Dataset entries on figures:

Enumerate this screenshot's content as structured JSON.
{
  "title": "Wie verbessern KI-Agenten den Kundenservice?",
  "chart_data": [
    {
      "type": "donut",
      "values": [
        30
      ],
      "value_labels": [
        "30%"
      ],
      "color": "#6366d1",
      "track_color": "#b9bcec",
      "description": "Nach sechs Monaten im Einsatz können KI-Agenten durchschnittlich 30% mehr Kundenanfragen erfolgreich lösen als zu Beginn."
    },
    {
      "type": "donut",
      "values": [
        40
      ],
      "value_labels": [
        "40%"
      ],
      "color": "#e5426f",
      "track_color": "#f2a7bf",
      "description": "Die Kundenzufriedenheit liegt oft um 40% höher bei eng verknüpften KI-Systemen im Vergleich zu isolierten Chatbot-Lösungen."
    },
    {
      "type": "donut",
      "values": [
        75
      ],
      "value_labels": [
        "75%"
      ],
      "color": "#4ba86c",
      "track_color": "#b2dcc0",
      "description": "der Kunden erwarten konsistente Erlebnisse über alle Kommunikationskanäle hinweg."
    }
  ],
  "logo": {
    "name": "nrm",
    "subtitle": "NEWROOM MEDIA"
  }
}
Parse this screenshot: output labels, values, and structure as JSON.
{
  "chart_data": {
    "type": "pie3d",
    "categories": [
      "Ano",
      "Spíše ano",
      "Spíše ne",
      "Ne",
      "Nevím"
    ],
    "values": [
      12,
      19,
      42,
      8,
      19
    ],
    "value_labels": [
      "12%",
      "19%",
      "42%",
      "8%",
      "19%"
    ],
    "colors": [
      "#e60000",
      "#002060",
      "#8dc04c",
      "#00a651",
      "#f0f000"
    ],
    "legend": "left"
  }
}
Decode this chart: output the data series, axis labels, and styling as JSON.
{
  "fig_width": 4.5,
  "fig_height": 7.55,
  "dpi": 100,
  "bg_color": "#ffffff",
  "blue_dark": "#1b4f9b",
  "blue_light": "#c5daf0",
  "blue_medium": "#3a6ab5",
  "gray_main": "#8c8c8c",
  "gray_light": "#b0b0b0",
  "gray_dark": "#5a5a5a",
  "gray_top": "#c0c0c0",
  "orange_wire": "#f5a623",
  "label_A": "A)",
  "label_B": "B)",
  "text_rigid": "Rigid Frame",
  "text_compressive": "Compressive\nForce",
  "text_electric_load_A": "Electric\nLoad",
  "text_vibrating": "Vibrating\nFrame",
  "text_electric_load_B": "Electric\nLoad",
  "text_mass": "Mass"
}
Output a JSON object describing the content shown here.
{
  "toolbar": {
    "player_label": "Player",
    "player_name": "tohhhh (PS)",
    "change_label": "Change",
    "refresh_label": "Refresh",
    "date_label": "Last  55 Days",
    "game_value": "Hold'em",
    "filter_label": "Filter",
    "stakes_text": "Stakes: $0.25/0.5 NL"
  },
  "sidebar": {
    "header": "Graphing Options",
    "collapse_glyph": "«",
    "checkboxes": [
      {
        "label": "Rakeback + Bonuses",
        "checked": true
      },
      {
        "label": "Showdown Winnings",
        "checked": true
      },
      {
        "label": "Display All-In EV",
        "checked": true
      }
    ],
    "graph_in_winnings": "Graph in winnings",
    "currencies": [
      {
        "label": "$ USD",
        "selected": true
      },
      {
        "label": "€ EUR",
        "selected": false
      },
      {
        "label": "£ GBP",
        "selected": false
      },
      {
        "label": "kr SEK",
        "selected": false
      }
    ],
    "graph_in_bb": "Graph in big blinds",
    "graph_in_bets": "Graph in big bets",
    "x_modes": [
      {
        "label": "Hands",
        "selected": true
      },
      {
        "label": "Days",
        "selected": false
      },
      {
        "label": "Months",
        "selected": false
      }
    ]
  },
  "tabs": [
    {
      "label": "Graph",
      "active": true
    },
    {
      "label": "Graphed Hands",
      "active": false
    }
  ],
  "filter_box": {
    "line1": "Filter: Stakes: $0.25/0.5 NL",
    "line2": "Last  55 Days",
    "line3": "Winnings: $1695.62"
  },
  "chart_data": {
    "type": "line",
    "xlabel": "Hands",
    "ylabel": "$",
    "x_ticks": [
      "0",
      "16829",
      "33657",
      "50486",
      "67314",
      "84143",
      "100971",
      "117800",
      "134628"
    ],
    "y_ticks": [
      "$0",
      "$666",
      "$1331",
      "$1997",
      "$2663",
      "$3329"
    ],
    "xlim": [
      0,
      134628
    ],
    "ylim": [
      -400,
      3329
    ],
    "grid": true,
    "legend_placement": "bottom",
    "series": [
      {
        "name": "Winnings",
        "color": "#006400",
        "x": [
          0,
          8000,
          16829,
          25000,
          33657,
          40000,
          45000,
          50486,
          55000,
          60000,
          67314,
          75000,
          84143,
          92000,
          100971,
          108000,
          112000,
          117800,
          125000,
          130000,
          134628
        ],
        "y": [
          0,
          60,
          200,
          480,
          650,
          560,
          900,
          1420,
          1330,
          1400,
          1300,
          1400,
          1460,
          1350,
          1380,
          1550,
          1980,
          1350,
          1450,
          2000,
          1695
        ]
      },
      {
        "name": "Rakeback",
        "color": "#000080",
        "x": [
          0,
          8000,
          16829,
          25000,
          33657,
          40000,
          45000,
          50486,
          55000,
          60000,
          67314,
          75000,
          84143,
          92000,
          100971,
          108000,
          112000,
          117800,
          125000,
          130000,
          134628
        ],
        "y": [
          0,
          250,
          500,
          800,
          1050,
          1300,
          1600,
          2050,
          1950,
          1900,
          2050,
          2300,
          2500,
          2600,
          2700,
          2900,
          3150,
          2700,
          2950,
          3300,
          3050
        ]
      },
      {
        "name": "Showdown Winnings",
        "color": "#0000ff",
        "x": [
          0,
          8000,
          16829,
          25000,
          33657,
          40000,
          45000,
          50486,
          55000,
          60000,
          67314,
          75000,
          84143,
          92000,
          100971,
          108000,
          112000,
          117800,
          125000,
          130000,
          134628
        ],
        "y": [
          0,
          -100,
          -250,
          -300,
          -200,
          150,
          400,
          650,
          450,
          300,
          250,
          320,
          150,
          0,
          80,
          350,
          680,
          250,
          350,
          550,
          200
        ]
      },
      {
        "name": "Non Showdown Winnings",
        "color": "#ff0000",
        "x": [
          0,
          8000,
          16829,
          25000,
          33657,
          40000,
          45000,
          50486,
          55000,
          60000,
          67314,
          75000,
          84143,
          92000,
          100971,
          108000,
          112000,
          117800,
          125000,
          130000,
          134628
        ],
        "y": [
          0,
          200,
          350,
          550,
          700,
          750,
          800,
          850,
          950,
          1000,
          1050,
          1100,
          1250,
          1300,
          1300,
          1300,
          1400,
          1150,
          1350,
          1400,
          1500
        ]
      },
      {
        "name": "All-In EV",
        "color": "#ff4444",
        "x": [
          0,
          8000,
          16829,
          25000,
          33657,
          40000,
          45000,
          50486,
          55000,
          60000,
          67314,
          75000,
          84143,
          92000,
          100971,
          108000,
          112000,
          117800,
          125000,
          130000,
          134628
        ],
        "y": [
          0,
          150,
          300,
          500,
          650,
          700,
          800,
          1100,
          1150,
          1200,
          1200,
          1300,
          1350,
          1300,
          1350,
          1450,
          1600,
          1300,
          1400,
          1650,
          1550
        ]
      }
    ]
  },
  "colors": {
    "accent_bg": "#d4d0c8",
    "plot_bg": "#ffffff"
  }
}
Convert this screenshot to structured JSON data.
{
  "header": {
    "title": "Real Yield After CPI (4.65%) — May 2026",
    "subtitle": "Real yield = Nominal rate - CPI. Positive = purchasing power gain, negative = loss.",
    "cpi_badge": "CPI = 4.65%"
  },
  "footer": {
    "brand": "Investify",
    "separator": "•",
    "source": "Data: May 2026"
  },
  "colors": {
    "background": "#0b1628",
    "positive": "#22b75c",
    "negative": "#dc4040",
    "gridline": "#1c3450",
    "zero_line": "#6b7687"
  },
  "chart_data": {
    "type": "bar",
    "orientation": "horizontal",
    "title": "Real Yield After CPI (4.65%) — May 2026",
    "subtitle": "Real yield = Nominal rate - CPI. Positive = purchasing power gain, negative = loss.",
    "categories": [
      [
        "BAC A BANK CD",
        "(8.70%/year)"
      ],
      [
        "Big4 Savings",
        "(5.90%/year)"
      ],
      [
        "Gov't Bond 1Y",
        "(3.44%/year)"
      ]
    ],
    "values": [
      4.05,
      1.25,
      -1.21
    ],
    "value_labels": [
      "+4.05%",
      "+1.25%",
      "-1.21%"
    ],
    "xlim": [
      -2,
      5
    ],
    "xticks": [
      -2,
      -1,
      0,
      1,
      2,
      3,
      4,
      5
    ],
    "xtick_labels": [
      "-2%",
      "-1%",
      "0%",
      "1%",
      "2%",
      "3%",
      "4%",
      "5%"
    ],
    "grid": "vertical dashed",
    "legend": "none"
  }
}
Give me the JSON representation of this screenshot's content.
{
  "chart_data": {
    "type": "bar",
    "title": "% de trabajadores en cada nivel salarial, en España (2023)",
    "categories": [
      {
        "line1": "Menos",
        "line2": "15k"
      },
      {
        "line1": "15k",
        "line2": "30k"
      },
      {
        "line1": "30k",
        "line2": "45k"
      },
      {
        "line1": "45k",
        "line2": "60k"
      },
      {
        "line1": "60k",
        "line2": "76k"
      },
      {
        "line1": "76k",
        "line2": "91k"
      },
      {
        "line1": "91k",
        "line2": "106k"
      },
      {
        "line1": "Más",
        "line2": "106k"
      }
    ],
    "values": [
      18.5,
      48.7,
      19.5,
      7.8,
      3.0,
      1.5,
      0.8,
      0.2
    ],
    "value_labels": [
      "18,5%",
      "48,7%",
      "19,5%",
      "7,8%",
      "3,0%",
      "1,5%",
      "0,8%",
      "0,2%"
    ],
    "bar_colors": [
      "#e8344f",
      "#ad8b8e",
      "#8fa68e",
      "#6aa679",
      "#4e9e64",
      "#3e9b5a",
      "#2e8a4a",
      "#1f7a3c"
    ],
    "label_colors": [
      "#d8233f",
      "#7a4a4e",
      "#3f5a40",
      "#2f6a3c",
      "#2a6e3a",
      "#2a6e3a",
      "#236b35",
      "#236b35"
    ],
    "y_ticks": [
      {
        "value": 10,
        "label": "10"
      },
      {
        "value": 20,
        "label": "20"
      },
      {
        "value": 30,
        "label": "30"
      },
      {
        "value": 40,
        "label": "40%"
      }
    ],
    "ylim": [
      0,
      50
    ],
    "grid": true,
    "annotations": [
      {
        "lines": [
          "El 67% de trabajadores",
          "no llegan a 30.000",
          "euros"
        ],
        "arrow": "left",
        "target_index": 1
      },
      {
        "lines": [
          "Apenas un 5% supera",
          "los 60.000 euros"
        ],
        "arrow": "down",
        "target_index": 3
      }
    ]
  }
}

Requirements — Gather each line in the entries above where the string "Electric" is found.

Written response —
  "text_electric_load_A": "Electric\nLoad",
  "text_electric_load_B": "Electric\nLoad",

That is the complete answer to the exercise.